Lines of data

-- Start --

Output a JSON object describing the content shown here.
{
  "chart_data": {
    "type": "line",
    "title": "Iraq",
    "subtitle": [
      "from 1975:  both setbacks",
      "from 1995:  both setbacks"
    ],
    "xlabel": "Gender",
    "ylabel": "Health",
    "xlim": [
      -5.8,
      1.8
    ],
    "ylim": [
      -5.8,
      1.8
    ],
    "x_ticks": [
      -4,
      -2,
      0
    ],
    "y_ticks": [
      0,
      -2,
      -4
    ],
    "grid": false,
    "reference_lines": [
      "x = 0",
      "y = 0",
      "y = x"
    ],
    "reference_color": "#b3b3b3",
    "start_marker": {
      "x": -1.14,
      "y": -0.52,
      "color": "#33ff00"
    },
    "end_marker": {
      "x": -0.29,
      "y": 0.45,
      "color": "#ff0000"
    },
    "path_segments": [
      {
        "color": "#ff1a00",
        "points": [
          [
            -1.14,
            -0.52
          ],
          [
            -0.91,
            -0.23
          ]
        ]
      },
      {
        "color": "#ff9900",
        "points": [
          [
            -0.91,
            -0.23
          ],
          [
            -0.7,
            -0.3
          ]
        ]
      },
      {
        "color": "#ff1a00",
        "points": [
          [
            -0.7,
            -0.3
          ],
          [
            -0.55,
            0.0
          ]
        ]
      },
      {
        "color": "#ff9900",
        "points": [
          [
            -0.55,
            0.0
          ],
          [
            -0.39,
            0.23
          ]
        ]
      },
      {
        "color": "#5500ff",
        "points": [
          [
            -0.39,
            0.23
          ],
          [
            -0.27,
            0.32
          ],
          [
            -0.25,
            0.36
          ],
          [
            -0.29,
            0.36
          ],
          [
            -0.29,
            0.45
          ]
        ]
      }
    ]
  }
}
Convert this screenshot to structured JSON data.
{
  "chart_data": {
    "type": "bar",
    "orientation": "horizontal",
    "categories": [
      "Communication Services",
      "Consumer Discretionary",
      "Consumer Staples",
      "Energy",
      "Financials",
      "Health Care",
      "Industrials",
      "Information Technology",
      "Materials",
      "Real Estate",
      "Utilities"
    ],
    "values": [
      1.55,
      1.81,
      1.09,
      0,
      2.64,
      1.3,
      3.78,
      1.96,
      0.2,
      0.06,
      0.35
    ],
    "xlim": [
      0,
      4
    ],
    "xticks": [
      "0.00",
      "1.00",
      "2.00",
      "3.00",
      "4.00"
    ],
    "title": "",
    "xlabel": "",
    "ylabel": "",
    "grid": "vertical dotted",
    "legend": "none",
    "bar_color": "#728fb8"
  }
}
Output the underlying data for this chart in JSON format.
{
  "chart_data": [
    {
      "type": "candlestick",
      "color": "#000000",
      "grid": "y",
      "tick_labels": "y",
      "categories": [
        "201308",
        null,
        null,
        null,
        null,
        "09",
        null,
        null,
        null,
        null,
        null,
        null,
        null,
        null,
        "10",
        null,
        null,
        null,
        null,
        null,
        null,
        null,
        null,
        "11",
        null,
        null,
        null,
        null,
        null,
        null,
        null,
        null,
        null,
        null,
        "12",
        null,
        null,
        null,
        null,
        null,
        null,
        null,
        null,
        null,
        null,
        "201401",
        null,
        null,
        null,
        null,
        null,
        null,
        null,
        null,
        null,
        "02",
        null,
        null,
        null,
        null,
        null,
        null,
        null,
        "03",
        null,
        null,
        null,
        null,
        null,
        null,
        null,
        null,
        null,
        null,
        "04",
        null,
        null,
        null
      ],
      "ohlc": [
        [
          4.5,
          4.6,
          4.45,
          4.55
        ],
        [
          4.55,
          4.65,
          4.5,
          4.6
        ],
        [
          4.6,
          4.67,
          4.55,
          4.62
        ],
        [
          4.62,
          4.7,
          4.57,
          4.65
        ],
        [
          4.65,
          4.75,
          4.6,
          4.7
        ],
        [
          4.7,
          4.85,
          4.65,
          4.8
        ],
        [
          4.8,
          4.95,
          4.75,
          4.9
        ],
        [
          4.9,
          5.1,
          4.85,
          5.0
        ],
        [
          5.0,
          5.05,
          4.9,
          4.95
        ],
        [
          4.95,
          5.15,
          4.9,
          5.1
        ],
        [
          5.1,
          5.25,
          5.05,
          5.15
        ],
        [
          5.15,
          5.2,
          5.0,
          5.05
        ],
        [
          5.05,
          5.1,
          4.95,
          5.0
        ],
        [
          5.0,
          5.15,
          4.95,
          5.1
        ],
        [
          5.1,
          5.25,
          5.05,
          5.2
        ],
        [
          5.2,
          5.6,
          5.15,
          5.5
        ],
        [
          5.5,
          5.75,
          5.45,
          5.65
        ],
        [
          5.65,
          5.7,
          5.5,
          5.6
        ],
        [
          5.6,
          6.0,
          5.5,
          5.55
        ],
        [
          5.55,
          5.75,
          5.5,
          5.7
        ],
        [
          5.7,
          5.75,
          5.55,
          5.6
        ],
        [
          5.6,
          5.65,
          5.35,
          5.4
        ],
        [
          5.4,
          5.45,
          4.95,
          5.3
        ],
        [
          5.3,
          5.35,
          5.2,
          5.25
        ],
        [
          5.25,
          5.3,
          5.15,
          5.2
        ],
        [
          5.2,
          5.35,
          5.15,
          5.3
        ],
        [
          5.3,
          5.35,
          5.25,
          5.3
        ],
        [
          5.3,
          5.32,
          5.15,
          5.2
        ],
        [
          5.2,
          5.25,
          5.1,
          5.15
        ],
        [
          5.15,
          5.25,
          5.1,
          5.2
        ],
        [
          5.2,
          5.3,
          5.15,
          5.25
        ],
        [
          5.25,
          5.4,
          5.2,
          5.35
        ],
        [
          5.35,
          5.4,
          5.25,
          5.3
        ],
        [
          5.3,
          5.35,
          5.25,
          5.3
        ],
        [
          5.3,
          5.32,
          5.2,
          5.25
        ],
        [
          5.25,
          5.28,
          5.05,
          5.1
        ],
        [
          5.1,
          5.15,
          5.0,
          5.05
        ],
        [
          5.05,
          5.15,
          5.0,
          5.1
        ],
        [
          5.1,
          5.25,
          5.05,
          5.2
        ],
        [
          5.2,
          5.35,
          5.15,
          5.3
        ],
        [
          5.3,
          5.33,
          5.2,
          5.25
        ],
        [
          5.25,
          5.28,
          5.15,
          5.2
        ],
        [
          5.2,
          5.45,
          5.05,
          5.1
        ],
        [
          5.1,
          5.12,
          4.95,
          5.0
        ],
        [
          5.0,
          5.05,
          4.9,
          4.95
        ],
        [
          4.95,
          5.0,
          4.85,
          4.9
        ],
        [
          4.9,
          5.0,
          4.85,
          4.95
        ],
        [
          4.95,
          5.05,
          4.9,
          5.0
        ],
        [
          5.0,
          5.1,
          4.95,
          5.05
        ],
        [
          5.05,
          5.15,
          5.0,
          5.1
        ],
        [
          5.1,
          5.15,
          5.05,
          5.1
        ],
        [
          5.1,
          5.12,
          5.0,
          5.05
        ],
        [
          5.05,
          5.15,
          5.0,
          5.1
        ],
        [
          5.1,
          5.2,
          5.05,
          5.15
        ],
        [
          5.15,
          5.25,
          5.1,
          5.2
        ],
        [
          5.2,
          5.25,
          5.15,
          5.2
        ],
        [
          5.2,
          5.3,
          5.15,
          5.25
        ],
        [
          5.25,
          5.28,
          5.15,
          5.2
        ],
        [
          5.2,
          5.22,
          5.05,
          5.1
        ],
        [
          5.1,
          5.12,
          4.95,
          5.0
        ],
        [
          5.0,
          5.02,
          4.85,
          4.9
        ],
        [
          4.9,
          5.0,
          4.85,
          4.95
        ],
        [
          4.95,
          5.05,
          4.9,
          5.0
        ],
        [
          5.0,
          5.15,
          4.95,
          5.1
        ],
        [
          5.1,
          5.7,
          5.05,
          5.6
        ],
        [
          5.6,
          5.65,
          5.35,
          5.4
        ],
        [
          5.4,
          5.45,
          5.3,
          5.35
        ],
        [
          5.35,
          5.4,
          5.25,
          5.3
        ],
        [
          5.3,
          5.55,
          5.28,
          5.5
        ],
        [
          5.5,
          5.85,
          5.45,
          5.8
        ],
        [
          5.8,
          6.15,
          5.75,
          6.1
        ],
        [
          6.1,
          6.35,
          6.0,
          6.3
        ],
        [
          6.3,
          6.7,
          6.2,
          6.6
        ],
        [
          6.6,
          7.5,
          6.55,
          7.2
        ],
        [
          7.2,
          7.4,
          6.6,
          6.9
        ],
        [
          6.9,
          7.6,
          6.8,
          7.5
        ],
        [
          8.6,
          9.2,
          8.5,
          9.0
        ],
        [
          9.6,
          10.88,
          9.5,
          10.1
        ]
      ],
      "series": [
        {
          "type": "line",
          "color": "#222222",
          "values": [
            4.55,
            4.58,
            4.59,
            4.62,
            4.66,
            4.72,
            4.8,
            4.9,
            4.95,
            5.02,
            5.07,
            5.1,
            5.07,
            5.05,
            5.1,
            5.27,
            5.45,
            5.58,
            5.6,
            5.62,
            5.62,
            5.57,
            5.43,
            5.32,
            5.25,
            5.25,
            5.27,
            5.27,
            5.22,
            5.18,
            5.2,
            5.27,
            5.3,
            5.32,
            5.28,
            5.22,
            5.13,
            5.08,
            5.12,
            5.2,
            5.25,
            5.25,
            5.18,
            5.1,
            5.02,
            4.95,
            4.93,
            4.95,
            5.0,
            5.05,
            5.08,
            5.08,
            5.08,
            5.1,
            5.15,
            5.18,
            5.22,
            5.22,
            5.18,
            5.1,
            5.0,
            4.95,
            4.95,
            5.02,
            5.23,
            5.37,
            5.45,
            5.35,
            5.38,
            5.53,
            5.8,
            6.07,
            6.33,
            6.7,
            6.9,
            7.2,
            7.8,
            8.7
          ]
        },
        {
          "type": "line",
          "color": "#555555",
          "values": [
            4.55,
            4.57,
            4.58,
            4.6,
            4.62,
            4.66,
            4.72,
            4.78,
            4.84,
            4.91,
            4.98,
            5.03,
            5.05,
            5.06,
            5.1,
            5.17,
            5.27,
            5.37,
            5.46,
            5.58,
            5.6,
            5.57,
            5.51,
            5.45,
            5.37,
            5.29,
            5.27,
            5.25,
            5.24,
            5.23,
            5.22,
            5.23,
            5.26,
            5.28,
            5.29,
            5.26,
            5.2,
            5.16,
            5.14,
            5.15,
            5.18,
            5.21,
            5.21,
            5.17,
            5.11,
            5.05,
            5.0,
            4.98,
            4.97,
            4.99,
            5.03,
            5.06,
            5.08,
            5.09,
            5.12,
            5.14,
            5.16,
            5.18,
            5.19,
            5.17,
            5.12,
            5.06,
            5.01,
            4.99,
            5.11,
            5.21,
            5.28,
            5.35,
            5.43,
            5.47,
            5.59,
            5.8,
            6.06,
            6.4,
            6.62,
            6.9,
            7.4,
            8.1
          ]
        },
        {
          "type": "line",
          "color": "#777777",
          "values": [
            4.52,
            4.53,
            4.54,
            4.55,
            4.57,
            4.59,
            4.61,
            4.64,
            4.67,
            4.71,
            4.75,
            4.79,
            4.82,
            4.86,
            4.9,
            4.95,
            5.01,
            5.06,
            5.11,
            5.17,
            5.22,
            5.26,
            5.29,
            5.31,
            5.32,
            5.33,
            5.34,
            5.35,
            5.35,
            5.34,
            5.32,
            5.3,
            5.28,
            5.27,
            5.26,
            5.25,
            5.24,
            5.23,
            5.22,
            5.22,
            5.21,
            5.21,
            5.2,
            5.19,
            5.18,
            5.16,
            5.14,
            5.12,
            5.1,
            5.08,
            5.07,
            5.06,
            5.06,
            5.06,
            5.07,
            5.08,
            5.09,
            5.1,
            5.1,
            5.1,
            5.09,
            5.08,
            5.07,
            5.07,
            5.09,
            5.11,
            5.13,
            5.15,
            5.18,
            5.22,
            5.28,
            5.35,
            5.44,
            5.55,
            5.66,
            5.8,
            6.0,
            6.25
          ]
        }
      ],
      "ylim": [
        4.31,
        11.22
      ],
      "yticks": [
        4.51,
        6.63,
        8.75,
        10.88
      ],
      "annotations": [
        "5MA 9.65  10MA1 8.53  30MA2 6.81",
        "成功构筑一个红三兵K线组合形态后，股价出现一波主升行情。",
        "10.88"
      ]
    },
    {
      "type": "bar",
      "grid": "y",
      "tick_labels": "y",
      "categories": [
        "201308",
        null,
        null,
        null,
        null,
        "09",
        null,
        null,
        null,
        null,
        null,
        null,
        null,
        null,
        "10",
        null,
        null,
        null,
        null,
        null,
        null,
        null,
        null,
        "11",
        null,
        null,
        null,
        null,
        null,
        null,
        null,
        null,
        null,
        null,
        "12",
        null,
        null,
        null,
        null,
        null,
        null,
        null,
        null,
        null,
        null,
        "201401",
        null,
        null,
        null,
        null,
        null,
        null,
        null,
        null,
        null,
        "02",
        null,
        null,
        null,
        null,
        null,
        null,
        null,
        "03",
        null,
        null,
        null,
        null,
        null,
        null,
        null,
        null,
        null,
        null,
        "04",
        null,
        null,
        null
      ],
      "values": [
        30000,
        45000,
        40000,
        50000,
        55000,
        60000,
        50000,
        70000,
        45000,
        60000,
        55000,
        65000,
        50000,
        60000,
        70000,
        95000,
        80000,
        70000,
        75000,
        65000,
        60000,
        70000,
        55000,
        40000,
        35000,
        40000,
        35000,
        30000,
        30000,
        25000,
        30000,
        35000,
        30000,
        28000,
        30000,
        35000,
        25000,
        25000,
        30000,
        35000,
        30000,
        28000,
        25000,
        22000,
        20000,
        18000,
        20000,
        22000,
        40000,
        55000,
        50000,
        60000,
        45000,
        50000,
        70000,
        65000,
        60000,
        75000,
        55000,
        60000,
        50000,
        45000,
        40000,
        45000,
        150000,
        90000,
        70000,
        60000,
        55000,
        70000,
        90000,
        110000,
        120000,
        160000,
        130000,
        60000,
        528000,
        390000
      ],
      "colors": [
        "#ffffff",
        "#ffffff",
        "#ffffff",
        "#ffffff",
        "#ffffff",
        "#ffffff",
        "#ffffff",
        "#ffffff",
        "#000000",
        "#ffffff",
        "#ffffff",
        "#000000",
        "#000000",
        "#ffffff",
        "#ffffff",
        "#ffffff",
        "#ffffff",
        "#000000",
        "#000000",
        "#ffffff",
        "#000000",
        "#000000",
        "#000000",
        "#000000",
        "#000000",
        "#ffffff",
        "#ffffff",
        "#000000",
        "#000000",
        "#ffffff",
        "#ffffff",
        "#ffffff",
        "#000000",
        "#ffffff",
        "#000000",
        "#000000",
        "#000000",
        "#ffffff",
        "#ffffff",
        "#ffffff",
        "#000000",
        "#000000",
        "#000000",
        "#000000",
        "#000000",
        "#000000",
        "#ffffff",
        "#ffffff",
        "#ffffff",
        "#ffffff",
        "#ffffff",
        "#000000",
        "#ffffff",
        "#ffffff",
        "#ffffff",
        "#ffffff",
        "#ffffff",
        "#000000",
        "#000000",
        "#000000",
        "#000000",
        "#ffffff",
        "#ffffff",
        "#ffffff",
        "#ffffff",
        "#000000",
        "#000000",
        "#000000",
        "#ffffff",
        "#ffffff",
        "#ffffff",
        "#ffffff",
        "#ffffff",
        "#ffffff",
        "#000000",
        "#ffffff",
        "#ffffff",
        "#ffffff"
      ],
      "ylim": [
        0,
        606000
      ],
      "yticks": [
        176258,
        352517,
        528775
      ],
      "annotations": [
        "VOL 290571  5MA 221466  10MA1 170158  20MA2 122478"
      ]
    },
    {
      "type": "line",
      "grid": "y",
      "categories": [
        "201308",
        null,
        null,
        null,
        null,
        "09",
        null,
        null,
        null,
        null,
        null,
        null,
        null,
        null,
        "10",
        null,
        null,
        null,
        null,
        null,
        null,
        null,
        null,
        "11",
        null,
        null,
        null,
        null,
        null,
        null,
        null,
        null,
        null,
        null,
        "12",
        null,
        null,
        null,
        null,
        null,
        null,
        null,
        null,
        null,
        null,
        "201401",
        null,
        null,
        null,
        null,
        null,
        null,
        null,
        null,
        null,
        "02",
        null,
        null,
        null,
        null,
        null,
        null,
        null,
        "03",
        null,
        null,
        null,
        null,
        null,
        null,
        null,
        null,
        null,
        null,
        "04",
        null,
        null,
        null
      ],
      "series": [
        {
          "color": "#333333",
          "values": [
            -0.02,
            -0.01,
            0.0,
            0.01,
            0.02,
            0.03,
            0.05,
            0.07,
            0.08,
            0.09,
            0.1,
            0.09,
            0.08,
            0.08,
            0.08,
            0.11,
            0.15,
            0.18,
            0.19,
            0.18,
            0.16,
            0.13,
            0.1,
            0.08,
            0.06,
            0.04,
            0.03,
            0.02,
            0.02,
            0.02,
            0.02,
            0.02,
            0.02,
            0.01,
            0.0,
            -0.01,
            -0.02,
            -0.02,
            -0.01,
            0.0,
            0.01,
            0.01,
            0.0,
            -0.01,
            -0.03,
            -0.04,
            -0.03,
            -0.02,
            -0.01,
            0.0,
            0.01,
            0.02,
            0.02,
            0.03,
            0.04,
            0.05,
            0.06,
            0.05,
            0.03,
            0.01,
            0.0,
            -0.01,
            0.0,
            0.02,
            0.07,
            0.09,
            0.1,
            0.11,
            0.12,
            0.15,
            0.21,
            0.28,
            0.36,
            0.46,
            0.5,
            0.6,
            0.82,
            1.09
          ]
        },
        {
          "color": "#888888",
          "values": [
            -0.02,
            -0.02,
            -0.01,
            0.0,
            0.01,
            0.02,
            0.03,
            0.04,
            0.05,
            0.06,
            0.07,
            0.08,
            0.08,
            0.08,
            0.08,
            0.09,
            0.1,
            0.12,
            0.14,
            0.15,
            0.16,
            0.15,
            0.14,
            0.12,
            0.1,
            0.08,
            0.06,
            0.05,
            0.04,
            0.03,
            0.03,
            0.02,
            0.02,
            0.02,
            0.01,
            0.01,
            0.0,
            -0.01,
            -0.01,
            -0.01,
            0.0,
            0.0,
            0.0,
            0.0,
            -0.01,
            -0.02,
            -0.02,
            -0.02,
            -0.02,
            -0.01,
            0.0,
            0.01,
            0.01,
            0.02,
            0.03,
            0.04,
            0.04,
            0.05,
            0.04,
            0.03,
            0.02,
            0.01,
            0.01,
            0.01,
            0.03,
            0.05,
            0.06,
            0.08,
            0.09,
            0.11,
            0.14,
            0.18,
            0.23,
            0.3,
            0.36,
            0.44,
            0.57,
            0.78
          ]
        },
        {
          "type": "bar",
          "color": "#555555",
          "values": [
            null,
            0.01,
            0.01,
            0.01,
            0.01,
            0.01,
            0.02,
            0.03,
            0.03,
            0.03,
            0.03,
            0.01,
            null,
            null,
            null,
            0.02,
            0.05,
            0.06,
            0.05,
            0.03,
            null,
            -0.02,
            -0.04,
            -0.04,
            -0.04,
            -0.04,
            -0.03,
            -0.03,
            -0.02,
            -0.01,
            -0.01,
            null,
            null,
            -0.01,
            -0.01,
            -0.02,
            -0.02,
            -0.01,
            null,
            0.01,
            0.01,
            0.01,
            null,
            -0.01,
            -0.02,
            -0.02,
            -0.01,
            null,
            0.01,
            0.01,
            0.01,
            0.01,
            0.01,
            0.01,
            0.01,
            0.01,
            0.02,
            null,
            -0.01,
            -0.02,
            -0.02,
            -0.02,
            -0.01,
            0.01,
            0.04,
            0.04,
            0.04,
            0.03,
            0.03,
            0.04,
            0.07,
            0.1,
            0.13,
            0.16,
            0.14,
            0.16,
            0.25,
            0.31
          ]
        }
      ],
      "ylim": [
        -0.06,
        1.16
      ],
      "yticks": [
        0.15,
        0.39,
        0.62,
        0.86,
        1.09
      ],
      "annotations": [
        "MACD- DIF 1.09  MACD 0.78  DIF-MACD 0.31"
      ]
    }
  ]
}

-- End --

__WRITTEN INSTRUCTION__
Go through the material line by line. Show each line that contains the string "setbacks".

__WRITTEN REPLY__
      "from 1975:  both setbacks",
      "from 1995:  both setbacks"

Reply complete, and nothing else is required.